- **Task to carry out**
Work out how many lines in the listing below include the word "marker"; answer with the number alone.

----------------

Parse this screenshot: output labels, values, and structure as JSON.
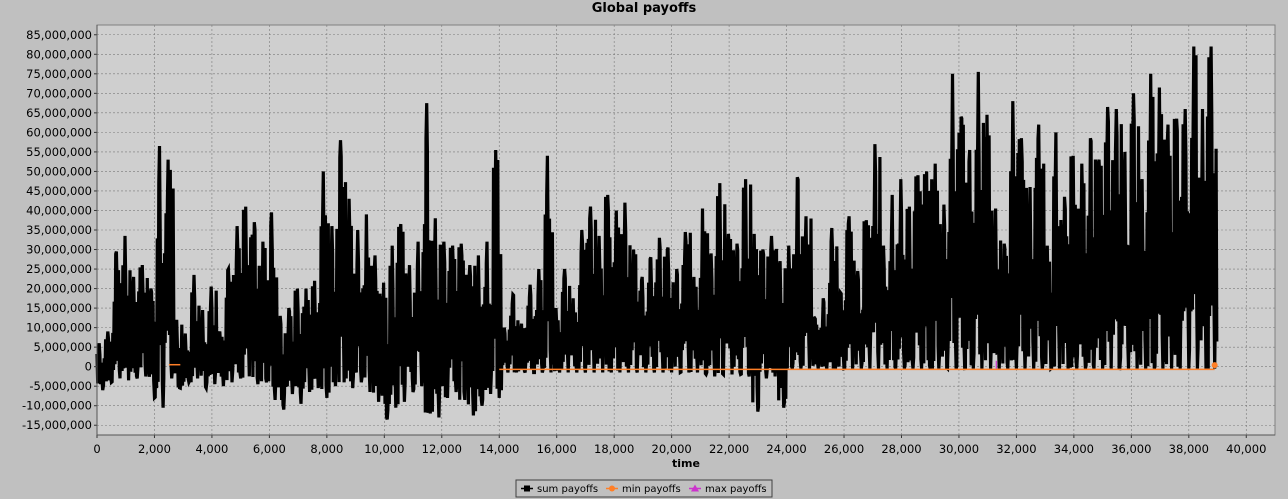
{
  "chart_data": {
    "type": "line",
    "title": "Global payoffs",
    "xlabel": "time",
    "ylabel": "",
    "xlim": [
      0,
      41000
    ],
    "ylim": [
      -17500000,
      87500000
    ],
    "x_ticks": [
      0,
      2000,
      4000,
      6000,
      8000,
      10000,
      12000,
      14000,
      16000,
      18000,
      20000,
      22000,
      24000,
      26000,
      28000,
      30000,
      32000,
      34000,
      36000,
      38000,
      40000
    ],
    "x_tick_labels": [
      "0",
      "2,000",
      "4,000",
      "6,000",
      "8,000",
      "10,000",
      "12,000",
      "14,000",
      "16,000",
      "18,000",
      "20,000",
      "22,000",
      "24,000",
      "26,000",
      "28,000",
      "30,000",
      "32,000",
      "34,000",
      "36,000",
      "38,000",
      "40,000"
    ],
    "y_ticks": [
      -15000000,
      -10000000,
      -5000000,
      0,
      5000000,
      10000000,
      15000000,
      20000000,
      25000000,
      30000000,
      35000000,
      40000000,
      45000000,
      50000000,
      55000000,
      60000000,
      65000000,
      70000000,
      75000000,
      80000000,
      85000000
    ],
    "y_tick_labels": [
      "-15,000,000",
      "-10,000,000",
      "-5,000,000",
      "0",
      "5,000,000",
      "10,000,000",
      "15,000,000",
      "20,000,000",
      "25,000,000",
      "30,000,000",
      "35,000,000",
      "40,000,000",
      "45,000,000",
      "50,000,000",
      "55,000,000",
      "60,000,000",
      "65,000,000",
      "70,000,000",
      "75,000,000",
      "80,000,000",
      "85,000,000"
    ],
    "grid": true,
    "legend_position": "bottom",
    "series": [
      {
        "name": "sum payoffs",
        "color": "#000000",
        "marker": "square",
        "x": [
          0,
          300,
          600,
          900,
          1200,
          1500,
          1800,
          2100,
          2400,
          2700,
          3000,
          3300,
          3600,
          3900,
          4200,
          4500,
          4800,
          5100,
          5400,
          5700,
          6000,
          6300,
          6600,
          6900,
          7200,
          7500,
          7800,
          8100,
          8400,
          8700,
          9000,
          9300,
          9600,
          9900,
          10200,
          10500,
          10800,
          11100,
          11400,
          11700,
          12000,
          12300,
          12600,
          12900,
          13200,
          13500,
          13800,
          14100,
          14400,
          14700,
          15000,
          15300,
          15600,
          15900,
          16200,
          16500,
          16800,
          17100,
          17400,
          17700,
          18000,
          18300,
          18600,
          18900,
          19200,
          19500,
          19800,
          20100,
          20400,
          20700,
          21000,
          21300,
          21600,
          21900,
          22200,
          22500,
          22800,
          23100,
          23400,
          23700,
          24000,
          24300,
          24600,
          24900,
          25200,
          25500,
          25800,
          26100,
          26400,
          26700,
          27000,
          27300,
          27600,
          27900,
          28200,
          28500,
          28800,
          29100,
          29400,
          29700,
          30000,
          30300,
          30600,
          30900,
          31200,
          31500,
          31800,
          32100,
          32400,
          32700,
          33000,
          33300,
          33600,
          33900,
          34200,
          34500,
          34800,
          35100,
          35400,
          35700,
          36000,
          36300,
          36600,
          36900,
          37200,
          37500,
          37800,
          38100,
          38400,
          38700
        ],
        "min": [
          -6000000,
          -4000000,
          -3000000,
          -3500000,
          -3000000,
          -2500000,
          -8000000,
          -10500000,
          -3000000,
          -5500000,
          -4000000,
          -3000000,
          -5500000,
          -4500000,
          -5000000,
          -4000000,
          -3000000,
          -2500000,
          -4500000,
          -4000000,
          -8500000,
          -11000000,
          -7000000,
          -9500000,
          -6500000,
          -5500000,
          -8000000,
          -5000000,
          -4000000,
          -5500000,
          -4000000,
          -6500000,
          -9000000,
          -13500000,
          -10500000,
          -9000000,
          -6500000,
          -5000000,
          -12000000,
          -13000000,
          -8000000,
          -6500000,
          -8500000,
          -12500000,
          -10000000,
          -7000000,
          -8000000,
          -1500000,
          -1500000,
          -1500000,
          -1500000,
          -1500000,
          -1500000,
          -1500000,
          -1500000,
          -1500000,
          -1500000,
          -1500000,
          -1500000,
          -1500000,
          -1500000,
          -1500000,
          -1500000,
          -1500000,
          -1500000,
          -1500000,
          -1500000,
          -1500000,
          -1500000,
          -1500000,
          -2000000,
          -2500000,
          -2000000,
          -2000000,
          -2000000,
          -2500000,
          -11500000,
          -3000000,
          -2500000,
          -10500000,
          -500000,
          -500000,
          -500000,
          -500000,
          -500000,
          -500000,
          -500000,
          -500000,
          -500000,
          -500000,
          -500000,
          -500000,
          -500000,
          -500000,
          -500000,
          -500000,
          -500000,
          -500000,
          -500000,
          -500000,
          -500000,
          -500000,
          -500000,
          -500000,
          -500000,
          -500000,
          -500000,
          -500000,
          -500000,
          -500000,
          -500000,
          -500000,
          -500000,
          -500000,
          -500000,
          -500000,
          -500000,
          -500000,
          -500000,
          -500000,
          -500000,
          -500000,
          -500000,
          -500000,
          -500000,
          -500000,
          -500000,
          -500000,
          -500000,
          -500000
        ],
        "max": [
          6000000,
          9000000,
          29500000,
          33500000,
          23000000,
          26000000,
          20000000,
          56500000,
          53000000,
          12000000,
          8500000,
          23500000,
          14500000,
          20500000,
          9000000,
          25000000,
          36000000,
          41000000,
          37000000,
          32000000,
          39500000,
          13000000,
          15000000,
          20000000,
          20000000,
          22000000,
          50000000,
          36000000,
          58000000,
          43000000,
          35000000,
          39000000,
          28500000,
          21500000,
          31000000,
          36500000,
          26000000,
          32000000,
          67500000,
          38000000,
          32000000,
          31000000,
          31500000,
          26000000,
          28500000,
          32000000,
          55500000,
          10000000,
          18500000,
          11000000,
          21000000,
          25000000,
          54000000,
          15000000,
          25000000,
          17500000,
          35000000,
          41000000,
          33500000,
          44000000,
          40000000,
          42000000,
          30000000,
          23000000,
          28000000,
          33000000,
          30500000,
          25000000,
          34500000,
          23000000,
          40500000,
          29000000,
          47000000,
          34000000,
          31500000,
          48000000,
          34000000,
          30000000,
          33500000,
          27000000,
          31000000,
          48500000,
          38500000,
          12500000,
          17500000,
          35500000,
          19000000,
          38500000,
          24500000,
          37500000,
          57000000,
          31000000,
          44000000,
          48000000,
          41000000,
          49000000,
          50000000,
          52000000,
          41500000,
          75000000,
          64000000,
          55500000,
          75500000,
          64500000,
          40500000,
          31500000,
          68000000,
          58500000,
          46000000,
          62000000,
          31000000,
          60000000,
          43500000,
          54000000,
          52000000,
          58500000,
          53000000,
          66500000,
          66000000,
          55000000,
          70000000,
          48000000,
          75000000,
          71500000,
          62000000,
          63500000,
          66000000,
          82000000,
          66000000,
          82000000
        ]
      },
      {
        "name": "min payoffs",
        "color": "#ff7f27",
        "marker": "circle"
      },
      {
        "name": "max payoffs",
        "color": "#cc33cc",
        "marker": "triangle"
      }
    ]
  }
}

----------------

- **Exercise result**
3